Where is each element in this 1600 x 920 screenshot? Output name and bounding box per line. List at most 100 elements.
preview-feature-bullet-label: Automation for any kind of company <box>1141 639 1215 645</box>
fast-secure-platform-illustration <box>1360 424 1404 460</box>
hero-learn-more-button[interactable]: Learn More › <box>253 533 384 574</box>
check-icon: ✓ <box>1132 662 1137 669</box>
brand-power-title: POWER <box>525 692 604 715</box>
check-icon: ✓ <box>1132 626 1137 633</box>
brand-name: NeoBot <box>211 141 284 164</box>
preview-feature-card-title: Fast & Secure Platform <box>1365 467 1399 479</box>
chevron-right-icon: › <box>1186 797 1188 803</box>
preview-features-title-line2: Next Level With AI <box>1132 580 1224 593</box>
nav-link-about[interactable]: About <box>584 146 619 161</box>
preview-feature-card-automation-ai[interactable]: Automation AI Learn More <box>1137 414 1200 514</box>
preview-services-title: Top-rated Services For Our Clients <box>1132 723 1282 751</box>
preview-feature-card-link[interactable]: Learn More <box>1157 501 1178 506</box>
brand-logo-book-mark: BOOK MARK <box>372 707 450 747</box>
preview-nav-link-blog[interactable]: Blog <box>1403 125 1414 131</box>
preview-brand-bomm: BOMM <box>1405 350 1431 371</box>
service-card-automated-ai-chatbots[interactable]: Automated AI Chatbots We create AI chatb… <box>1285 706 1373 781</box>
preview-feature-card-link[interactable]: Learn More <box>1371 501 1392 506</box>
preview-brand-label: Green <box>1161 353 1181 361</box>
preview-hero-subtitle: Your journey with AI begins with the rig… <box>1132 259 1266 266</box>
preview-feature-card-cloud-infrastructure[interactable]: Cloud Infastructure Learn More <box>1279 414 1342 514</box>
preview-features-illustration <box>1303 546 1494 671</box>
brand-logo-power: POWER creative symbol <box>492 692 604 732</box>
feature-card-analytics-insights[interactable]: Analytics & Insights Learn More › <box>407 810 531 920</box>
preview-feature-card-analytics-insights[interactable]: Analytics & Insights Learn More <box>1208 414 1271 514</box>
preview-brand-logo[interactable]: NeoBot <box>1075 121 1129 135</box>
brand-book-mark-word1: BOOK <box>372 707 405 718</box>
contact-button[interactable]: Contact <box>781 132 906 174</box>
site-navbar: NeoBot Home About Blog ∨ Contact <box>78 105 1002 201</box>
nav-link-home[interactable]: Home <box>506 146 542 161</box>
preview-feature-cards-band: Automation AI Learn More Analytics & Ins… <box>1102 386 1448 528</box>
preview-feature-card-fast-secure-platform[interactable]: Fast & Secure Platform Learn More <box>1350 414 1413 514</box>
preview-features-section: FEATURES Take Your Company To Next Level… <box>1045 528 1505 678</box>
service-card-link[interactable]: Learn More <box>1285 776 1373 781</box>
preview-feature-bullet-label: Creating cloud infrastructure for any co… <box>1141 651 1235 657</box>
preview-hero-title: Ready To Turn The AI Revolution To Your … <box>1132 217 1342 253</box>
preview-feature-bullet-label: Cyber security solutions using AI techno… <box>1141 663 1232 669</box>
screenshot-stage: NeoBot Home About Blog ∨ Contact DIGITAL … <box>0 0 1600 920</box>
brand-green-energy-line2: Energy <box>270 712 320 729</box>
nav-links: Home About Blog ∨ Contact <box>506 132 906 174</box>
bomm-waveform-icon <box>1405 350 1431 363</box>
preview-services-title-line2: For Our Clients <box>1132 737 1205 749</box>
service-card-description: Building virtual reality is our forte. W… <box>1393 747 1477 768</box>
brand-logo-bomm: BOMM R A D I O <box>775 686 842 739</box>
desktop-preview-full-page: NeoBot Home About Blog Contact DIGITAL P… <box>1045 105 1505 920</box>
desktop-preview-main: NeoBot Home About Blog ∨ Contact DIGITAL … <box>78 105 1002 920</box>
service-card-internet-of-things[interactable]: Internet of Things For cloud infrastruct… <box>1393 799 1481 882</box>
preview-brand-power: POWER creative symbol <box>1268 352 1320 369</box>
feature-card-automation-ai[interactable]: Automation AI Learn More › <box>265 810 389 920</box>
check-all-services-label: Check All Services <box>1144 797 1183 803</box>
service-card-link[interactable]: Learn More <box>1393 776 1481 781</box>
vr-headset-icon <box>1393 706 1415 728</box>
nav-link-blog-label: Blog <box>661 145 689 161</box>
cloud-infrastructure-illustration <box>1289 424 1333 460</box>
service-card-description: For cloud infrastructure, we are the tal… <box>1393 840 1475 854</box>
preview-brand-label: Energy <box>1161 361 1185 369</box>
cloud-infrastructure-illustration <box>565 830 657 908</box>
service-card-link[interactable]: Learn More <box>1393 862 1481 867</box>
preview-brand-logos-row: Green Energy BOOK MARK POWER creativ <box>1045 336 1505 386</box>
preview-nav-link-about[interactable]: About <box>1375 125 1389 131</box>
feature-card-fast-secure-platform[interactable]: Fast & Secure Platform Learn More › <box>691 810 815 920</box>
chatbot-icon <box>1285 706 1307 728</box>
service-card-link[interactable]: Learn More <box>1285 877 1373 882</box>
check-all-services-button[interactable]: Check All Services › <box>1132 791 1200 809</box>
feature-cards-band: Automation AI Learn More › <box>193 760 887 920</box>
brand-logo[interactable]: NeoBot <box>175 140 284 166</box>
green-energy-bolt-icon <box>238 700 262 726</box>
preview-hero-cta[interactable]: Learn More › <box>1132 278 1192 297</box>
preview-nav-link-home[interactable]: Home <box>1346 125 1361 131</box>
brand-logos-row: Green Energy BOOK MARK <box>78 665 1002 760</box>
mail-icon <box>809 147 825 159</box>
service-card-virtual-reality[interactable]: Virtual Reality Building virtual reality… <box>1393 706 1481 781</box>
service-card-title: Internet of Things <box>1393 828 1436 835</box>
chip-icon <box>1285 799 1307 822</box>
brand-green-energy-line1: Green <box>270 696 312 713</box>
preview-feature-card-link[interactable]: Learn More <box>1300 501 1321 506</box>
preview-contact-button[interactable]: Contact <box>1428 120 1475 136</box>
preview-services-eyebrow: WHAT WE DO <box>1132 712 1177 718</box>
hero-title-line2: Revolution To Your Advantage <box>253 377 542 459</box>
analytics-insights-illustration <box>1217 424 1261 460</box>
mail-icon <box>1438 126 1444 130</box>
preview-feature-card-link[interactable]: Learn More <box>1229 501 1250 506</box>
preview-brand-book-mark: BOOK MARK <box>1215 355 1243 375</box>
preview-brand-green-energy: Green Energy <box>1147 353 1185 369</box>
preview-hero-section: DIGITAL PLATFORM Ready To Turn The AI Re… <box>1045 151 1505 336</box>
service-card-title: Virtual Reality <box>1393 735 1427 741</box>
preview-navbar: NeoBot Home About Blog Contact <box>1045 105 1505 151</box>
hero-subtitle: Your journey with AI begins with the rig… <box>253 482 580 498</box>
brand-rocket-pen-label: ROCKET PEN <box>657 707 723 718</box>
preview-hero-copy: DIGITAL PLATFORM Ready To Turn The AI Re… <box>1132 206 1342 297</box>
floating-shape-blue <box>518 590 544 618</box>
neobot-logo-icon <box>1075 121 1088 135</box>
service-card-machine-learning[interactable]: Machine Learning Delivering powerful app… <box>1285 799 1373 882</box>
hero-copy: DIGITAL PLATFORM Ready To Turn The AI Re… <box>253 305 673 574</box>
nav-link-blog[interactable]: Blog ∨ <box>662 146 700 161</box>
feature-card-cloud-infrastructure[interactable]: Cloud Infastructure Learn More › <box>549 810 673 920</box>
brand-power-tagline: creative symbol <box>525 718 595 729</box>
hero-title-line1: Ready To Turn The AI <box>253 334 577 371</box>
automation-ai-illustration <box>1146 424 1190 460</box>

####

=== What you will do ===
Reproduce every line above verbatim, with no changes.

=== Completed task ===
Where is each element in this 1600 x 920 screenshot? Output name and bounding box per line. List at most 100 elements.
preview-feature-bullet-label: Automation for any kind of company <box>1141 639 1215 645</box>
fast-secure-platform-illustration <box>1360 424 1404 460</box>
hero-learn-more-button[interactable]: Learn More › <box>253 533 384 574</box>
check-icon: ✓ <box>1132 662 1137 669</box>
brand-power-title: POWER <box>525 692 604 715</box>
check-icon: ✓ <box>1132 626 1137 633</box>
brand-name: NeoBot <box>211 141 284 164</box>
preview-feature-card-title: Fast & Secure Platform <box>1365 467 1399 479</box>
chevron-right-icon: › <box>1186 797 1188 803</box>
preview-features-title-line2: Next Level With AI <box>1132 580 1224 593</box>
nav-link-about[interactable]: About <box>584 146 619 161</box>
preview-feature-card-automation-ai[interactable]: Automation AI Learn More <box>1137 414 1200 514</box>
preview-services-title: Top-rated Services For Our Clients <box>1132 723 1282 751</box>
preview-feature-card-link[interactable]: Learn More <box>1157 501 1178 506</box>
brand-logo-book-mark: BOOK MARK <box>372 707 450 747</box>
preview-nav-link-blog[interactable]: Blog <box>1403 125 1414 131</box>
preview-brand-bomm: BOMM <box>1405 350 1431 371</box>
service-card-automated-ai-chatbots[interactable]: Automated AI Chatbots We create AI chatb… <box>1285 706 1373 781</box>
preview-feature-card-link[interactable]: Learn More <box>1371 501 1392 506</box>
preview-brand-label: Green <box>1161 353 1181 361</box>
preview-hero-subtitle: Your journey with AI begins with the rig… <box>1132 259 1266 266</box>
preview-feature-card-cloud-infrastructure[interactable]: Cloud Infastructure Learn More <box>1279 414 1342 514</box>
preview-features-illustration <box>1303 546 1494 671</box>
brand-logo-power: POWER creative symbol <box>492 692 604 732</box>
feature-card-analytics-insights[interactable]: Analytics & Insights Learn More › <box>407 810 531 920</box>
preview-feature-card-analytics-insights[interactable]: Analytics & Insights Learn More <box>1208 414 1271 514</box>
preview-brand-logo[interactable]: NeoBot <box>1075 121 1129 135</box>
brand-book-mark-word1: BOOK <box>372 707 405 718</box>
contact-button[interactable]: Contact <box>781 132 906 174</box>
site-navbar: NeoBot Home About Blog ∨ Contact <box>78 105 1002 201</box>
nav-link-home[interactable]: Home <box>506 146 542 161</box>
preview-feature-cards-band: Automation AI Learn More Analytics & Ins… <box>1102 386 1448 528</box>
preview-feature-card-fast-secure-platform[interactable]: Fast & Secure Platform Learn More <box>1350 414 1413 514</box>
preview-features-section: FEATURES Take Your Company To Next Level… <box>1045 528 1505 678</box>
service-card-link[interactable]: Learn More <box>1285 776 1373 781</box>
preview-feature-bullet-label: Creating cloud infrastructure for any co… <box>1141 651 1235 657</box>
preview-hero-title: Ready To Turn The AI Revolution To Your … <box>1132 217 1342 253</box>
preview-feature-bullet-label: Cyber security solutions using AI techno… <box>1141 663 1232 669</box>
screenshot-stage: NeoBot Home About Blog ∨ Contact DIGITAL … <box>0 0 1600 920</box>
brand-green-energy-line2: Energy <box>270 712 320 729</box>
nav-links: Home About Blog ∨ Contact <box>506 132 906 174</box>
bomm-waveform-icon <box>1405 350 1431 363</box>
preview-services-title-line2: For Our Clients <box>1132 737 1205 749</box>
service-card-description: Building virtual reality is our forte. W… <box>1393 747 1477 768</box>
brand-logo-bomm: BOMM R A D I O <box>775 686 842 739</box>
desktop-preview-full-page: NeoBot Home About Blog Contact DIGITAL P… <box>1045 105 1505 920</box>
desktop-preview-main: NeoBot Home About Blog ∨ Contact DIGITAL … <box>78 105 1002 920</box>
service-card-internet-of-things[interactable]: Internet of Things For cloud infrastruct… <box>1393 799 1481 882</box>
preview-brand-power: POWER creative symbol <box>1268 352 1320 369</box>
feature-card-automation-ai[interactable]: Automation AI Learn More › <box>265 810 389 920</box>
check-all-services-label: Check All Services <box>1144 797 1183 803</box>
service-card-link[interactable]: Learn More <box>1393 776 1481 781</box>
vr-headset-icon <box>1393 706 1415 728</box>
nav-link-blog-label: Blog <box>661 145 689 161</box>
cloud-infrastructure-illustration <box>1289 424 1333 460</box>
service-card-description: For cloud infrastructure, we are the tal… <box>1393 840 1475 854</box>
preview-brand-label: Energy <box>1161 361 1185 369</box>
cloud-infrastructure-illustration <box>565 830 657 908</box>
service-card-link[interactable]: Learn More <box>1393 862 1481 867</box>
preview-brand-logos-row: Green Energy BOOK MARK POWER creativ <box>1045 336 1505 386</box>
preview-nav-link-about[interactable]: About <box>1375 125 1389 131</box>
feature-card-fast-secure-platform[interactable]: Fast & Secure Platform Learn More › <box>691 810 815 920</box>
chatbot-icon <box>1285 706 1307 728</box>
service-card-link[interactable]: Learn More <box>1285 877 1373 882</box>
check-all-services-button[interactable]: Check All Services › <box>1132 791 1200 809</box>
feature-cards-band: Automation AI Learn More › <box>193 760 887 920</box>
brand-logo[interactable]: NeoBot <box>175 140 284 166</box>
green-energy-bolt-icon <box>238 700 262 726</box>
preview-hero-cta[interactable]: Learn More › <box>1132 278 1192 297</box>
preview-nav-link-home[interactable]: Home <box>1346 125 1361 131</box>
brand-logos-row: Green Energy BOOK MARK <box>78 665 1002 760</box>
mail-icon <box>809 147 825 159</box>
service-card-virtual-reality[interactable]: Virtual Reality Building virtual reality… <box>1393 706 1481 781</box>
service-card-title: Internet of Things <box>1393 828 1436 835</box>
chip-icon <box>1285 799 1307 822</box>
brand-green-energy-line1: Green <box>270 696 312 713</box>
preview-feature-card-link[interactable]: Learn More <box>1300 501 1321 506</box>
preview-contact-button[interactable]: Contact <box>1428 120 1475 136</box>
preview-services-eyebrow: WHAT WE DO <box>1132 712 1177 718</box>
hero-title-line2: Revolution To Your Advantage <box>253 377 542 459</box>
analytics-insights-illustration <box>1217 424 1261 460</box>
mail-icon <box>1438 126 1444 130</box>
preview-feature-card-link[interactable]: Learn More <box>1229 501 1250 506</box>
preview-brand-book-mark: BOOK MARK <box>1215 355 1243 375</box>
preview-brand-green-energy: Green Energy <box>1147 353 1185 369</box>
preview-hero-section: DIGITAL PLATFORM Ready To Turn The AI Re… <box>1045 151 1505 336</box>
service-card-title: Virtual Reality <box>1393 735 1427 741</box>
preview-navbar: NeoBot Home About Blog Contact <box>1045 105 1505 151</box>
hero-subtitle: Your journey with AI begins with the rig… <box>253 482 580 498</box>
brand-rocket-pen-label: ROCKET PEN <box>657 707 723 718</box>
preview-hero-copy: DIGITAL PLATFORM Ready To Turn The AI Re… <box>1132 206 1342 297</box>
floating-shape-blue <box>518 590 544 618</box>
neobot-logo-icon <box>1075 121 1088 135</box>
service-card-machine-learning[interactable]: Machine Learning Delivering powerful app… <box>1285 799 1373 882</box>
hero-copy: DIGITAL PLATFORM Ready To Turn The AI Re… <box>253 305 673 574</box>
nav-link-blog[interactable]: Blog ∨ <box>662 146 700 161</box>
feature-card-cloud-infrastructure[interactable]: Cloud Infastructure Learn More › <box>549 810 673 920</box>
brand-power-tagline: creative symbol <box>525 718 595 729</box>
hero-title-line1: Ready To Turn The AI <box>253 334 577 371</box>
automation-ai-illustration <box>1146 424 1190 460</box>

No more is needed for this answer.